↓↓↓

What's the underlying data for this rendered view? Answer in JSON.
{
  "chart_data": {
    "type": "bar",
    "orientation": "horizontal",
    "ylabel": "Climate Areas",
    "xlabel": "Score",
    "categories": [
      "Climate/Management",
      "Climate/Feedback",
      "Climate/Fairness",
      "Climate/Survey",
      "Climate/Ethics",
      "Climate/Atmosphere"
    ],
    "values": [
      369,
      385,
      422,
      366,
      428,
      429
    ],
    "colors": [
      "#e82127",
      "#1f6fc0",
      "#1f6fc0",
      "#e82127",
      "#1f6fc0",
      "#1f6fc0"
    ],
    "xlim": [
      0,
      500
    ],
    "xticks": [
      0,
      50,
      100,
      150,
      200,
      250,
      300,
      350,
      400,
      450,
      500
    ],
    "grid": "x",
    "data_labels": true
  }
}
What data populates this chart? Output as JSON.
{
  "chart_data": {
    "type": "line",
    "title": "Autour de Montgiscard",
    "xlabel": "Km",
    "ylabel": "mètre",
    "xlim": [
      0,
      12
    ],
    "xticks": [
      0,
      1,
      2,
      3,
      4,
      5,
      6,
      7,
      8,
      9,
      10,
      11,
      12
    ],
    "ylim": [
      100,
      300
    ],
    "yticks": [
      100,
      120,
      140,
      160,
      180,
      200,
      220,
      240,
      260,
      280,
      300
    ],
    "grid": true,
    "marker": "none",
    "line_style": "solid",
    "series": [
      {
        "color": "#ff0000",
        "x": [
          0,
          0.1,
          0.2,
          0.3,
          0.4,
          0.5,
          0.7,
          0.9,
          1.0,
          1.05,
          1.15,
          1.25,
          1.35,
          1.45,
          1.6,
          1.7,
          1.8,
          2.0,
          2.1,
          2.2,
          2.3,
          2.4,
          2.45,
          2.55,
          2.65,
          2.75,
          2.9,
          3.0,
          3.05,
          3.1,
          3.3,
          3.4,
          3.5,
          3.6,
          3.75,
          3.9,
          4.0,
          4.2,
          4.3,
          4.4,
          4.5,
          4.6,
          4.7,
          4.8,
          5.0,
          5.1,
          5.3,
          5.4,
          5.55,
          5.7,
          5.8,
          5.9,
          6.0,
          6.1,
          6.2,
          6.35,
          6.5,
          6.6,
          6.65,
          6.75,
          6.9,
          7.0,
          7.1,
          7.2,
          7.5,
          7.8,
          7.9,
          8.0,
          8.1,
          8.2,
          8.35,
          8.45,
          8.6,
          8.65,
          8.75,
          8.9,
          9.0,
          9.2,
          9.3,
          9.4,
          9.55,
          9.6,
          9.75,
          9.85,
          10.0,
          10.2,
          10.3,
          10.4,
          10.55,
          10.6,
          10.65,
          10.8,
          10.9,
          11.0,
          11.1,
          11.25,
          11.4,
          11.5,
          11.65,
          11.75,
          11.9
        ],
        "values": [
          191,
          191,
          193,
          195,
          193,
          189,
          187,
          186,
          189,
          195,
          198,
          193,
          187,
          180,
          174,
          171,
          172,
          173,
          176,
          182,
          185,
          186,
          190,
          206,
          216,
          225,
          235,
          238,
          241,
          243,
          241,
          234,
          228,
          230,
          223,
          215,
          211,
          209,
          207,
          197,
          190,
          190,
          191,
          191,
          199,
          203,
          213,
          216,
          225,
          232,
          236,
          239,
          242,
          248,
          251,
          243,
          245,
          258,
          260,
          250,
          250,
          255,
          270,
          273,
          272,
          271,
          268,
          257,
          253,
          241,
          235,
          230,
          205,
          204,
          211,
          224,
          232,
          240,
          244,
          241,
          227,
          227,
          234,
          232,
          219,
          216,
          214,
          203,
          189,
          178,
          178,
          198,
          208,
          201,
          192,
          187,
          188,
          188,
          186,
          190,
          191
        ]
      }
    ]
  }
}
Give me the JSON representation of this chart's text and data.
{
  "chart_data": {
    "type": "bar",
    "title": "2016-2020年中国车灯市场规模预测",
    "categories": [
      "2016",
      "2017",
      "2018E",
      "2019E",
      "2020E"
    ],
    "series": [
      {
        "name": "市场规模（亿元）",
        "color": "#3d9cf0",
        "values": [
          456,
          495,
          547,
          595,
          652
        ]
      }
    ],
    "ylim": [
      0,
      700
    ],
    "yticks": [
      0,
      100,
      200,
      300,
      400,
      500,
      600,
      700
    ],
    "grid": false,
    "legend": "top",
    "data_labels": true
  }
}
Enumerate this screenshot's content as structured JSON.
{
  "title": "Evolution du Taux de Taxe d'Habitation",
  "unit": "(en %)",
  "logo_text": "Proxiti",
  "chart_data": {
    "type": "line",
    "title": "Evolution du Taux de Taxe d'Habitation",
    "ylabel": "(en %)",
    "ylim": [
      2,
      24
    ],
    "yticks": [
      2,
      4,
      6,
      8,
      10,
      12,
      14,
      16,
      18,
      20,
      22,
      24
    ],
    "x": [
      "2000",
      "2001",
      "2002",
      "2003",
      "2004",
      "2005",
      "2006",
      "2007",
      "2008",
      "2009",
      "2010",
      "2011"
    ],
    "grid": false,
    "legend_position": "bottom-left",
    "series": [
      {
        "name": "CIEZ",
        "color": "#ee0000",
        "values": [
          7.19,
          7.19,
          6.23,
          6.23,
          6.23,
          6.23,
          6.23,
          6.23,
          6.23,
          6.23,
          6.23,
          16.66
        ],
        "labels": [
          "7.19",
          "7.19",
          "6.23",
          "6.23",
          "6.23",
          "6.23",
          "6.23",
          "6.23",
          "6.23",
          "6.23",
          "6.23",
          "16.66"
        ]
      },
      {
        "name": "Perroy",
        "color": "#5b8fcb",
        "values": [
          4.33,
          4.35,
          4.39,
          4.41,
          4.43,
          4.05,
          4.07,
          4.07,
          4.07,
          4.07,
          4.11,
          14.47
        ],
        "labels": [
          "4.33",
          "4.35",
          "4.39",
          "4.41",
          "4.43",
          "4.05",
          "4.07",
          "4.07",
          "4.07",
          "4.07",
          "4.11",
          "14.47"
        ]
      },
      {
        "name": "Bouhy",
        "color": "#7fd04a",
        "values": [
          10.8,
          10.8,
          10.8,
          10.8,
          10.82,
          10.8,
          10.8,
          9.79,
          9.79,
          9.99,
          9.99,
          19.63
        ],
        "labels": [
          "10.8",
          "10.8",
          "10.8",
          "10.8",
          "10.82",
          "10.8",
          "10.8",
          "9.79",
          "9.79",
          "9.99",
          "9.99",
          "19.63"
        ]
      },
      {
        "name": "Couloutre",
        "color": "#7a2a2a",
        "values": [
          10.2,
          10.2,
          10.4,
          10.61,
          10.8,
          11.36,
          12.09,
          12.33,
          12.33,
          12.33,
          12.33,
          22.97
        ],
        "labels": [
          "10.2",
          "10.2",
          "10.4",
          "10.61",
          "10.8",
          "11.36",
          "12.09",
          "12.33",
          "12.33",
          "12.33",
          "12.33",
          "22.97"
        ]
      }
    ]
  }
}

↑↑↑

◆ AIM OF THE TASK ◆
Restate the records, all of them, precisely as written.

◆ TASK RESULT ◆
What's the underlying data for this rendered view? Answer in JSON.
{
  "chart_data": {
    "type": "bar",
    "orientation": "horizontal",
    "ylabel": "Climate Areas",
    "xlabel": "Score",
    "categories": [
      "Climate/Management",
      "Climate/Feedback",
      "Climate/Fairness",
      "Climate/Survey",
      "Climate/Ethics",
      "Climate/Atmosphere"
    ],
    "values": [
      369,
      385,
      422,
      366,
      428,
      429
    ],
    "colors": [
      "#e82127",
      "#1f6fc0",
      "#1f6fc0",
      "#e82127",
      "#1f6fc0",
      "#1f6fc0"
    ],
    "xlim": [
      0,
      500
    ],
    "xticks": [
      0,
      50,
      100,
      150,
      200,
      250,
      300,
      350,
      400,
      450,
      500
    ],
    "grid": "x",
    "data_labels": true
  }
}
What data populates this chart? Output as JSON.
{
  "chart_data": {
    "type": "line",
    "title": "Autour de Montgiscard",
    "xlabel": "Km",
    "ylabel": "mètre",
    "xlim": [
      0,
      12
    ],
    "xticks": [
      0,
      1,
      2,
      3,
      4,
      5,
      6,
      7,
      8,
      9,
      10,
      11,
      12
    ],
    "ylim": [
      100,
      300
    ],
    "yticks": [
      100,
      120,
      140,
      160,
      180,
      200,
      220,
      240,
      260,
      280,
      300
    ],
    "grid": true,
    "marker": "none",
    "line_style": "solid",
    "series": [
      {
        "color": "#ff0000",
        "x": [
          0,
          0.1,
          0.2,
          0.3,
          0.4,
          0.5,
          0.7,
          0.9,
          1.0,
          1.05,
          1.15,
          1.25,
          1.35,
          1.45,
          1.6,
          1.7,
          1.8,
          2.0,
          2.1,
          2.2,
          2.3,
          2.4,
          2.45,
          2.55,
          2.65,
          2.75,
          2.9,
          3.0,
          3.05,
          3.1,
          3.3,
          3.4,
          3.5,
          3.6,
          3.75,
          3.9,
          4.0,
          4.2,
          4.3,
          4.4,
          4.5,
          4.6,
          4.7,
          4.8,
          5.0,
          5.1,
          5.3,
          5.4,
          5.55,
          5.7,
          5.8,
          5.9,
          6.0,
          6.1,
          6.2,
          6.35,
          6.5,
          6.6,
          6.65,
          6.75,
          6.9,
          7.0,
          7.1,
          7.2,
          7.5,
          7.8,
          7.9,
          8.0,
          8.1,
          8.2,
          8.35,
          8.45,
          8.6,
          8.65,
          8.75,
          8.9,
          9.0,
          9.2,
          9.3,
          9.4,
          9.55,
          9.6,
          9.75,
          9.85,
          10.0,
          10.2,
          10.3,
          10.4,
          10.55,
          10.6,
          10.65,
          10.8,
          10.9,
          11.0,
          11.1,
          11.25,
          11.4,
          11.5,
          11.65,
          11.75,
          11.9
        ],
        "values": [
          191,
          191,
          193,
          195,
          193,
          189,
          187,
          186,
          189,
          195,
          198,
          193,
          187,
          180,
          174,
          171,
          172,
          173,
          176,
          182,
          185,
          186,
          190,
          206,
          216,
          225,
          235,
          238,
          241,
          243,
          241,
          234,
          228,
          230,
          223,
          215,
          211,
          209,
          207,
          197,
          190,
          190,
          191,
          191,
          199,
          203,
          213,
          216,
          225,
          232,
          236,
          239,
          242,
          248,
          251,
          243,
          245,
          258,
          260,
          250,
          250,
          255,
          270,
          273,
          272,
          271,
          268,
          257,
          253,
          241,
          235,
          230,
          205,
          204,
          211,
          224,
          232,
          240,
          244,
          241,
          227,
          227,
          234,
          232,
          219,
          216,
          214,
          203,
          189,
          178,
          178,
          198,
          208,
          201,
          192,
          187,
          188,
          188,
          186,
          190,
          191
        ]
      }
    ]
  }
}
Give me the JSON representation of this chart's text and data.
{
  "chart_data": {
    "type": "bar",
    "title": "2016-2020年中国车灯市场规模预测",
    "categories": [
      "2016",
      "2017",
      "2018E",
      "2019E",
      "2020E"
    ],
    "series": [
      {
        "name": "市场规模（亿元）",
        "color": "#3d9cf0",
        "values": [
          456,
          495,
          547,
          595,
          652
        ]
      }
    ],
    "ylim": [
      0,
      700
    ],
    "yticks": [
      0,
      100,
      200,
      300,
      400,
      500,
      600,
      700
    ],
    "grid": false,
    "legend": "top",
    "data_labels": true
  }
}
Enumerate this screenshot's content as structured JSON.
{
  "title": "Evolution du Taux de Taxe d'Habitation",
  "unit": "(en %)",
  "logo_text": "Proxiti",
  "chart_data": {
    "type": "line",
    "title": "Evolution du Taux de Taxe d'Habitation",
    "ylabel": "(en %)",
    "ylim": [
      2,
      24
    ],
    "yticks": [
      2,
      4,
      6,
      8,
      10,
      12,
      14,
      16,
      18,
      20,
      22,
      24
    ],
    "x": [
      "2000",
      "2001",
      "2002",
      "2003",
      "2004",
      "2005",
      "2006",
      "2007",
      "2008",
      "2009",
      "2010",
      "2011"
    ],
    "grid": false,
    "legend_position": "bottom-left",
    "series": [
      {
        "name": "CIEZ",
        "color": "#ee0000",
        "values": [
          7.19,
          7.19,
          6.23,
          6.23,
          6.23,
          6.23,
          6.23,
          6.23,
          6.23,
          6.23,
          6.23,
          16.66
        ],
        "labels": [
          "7.19",
          "7.19",
          "6.23",
          "6.23",
          "6.23",
          "6.23",
          "6.23",
          "6.23",
          "6.23",
          "6.23",
          "6.23",
          "16.66"
        ]
      },
      {
        "name": "Perroy",
        "color": "#5b8fcb",
        "values": [
          4.33,
          4.35,
          4.39,
          4.41,
          4.43,
          4.05,
          4.07,
          4.07,
          4.07,
          4.07,
          4.11,
          14.47
        ],
        "labels": [
          "4.33",
          "4.35",
          "4.39",
          "4.41",
          "4.43",
          "4.05",
          "4.07",
          "4.07",
          "4.07",
          "4.07",
          "4.11",
          "14.47"
        ]
      },
      {
        "name": "Bouhy",
        "color": "#7fd04a",
        "values": [
          10.8,
          10.8,
          10.8,
          10.8,
          10.82,
          10.8,
          10.8,
          9.79,
          9.79,
          9.99,
          9.99,
          19.63
        ],
        "labels": [
          "10.8",
          "10.8",
          "10.8",
          "10.8",
          "10.82",
          "10.8",
          "10.8",
          "9.79",
          "9.79",
          "9.99",
          "9.99",
          "19.63"
        ]
      },
      {
        "name": "Couloutre",
        "color": "#7a2a2a",
        "values": [
          10.2,
          10.2,
          10.4,
          10.61,
          10.8,
          11.36,
          12.09,
          12.33,
          12.33,
          12.33,
          12.33,
          22.97
        ],
        "labels": [
          "10.2",
          "10.2",
          "10.4",
          "10.61",
          "10.8",
          "11.36",
          "12.09",
          "12.33",
          "12.33",
          "12.33",
          "12.33",
          "22.97"
        ]
      }
    ]
  }
}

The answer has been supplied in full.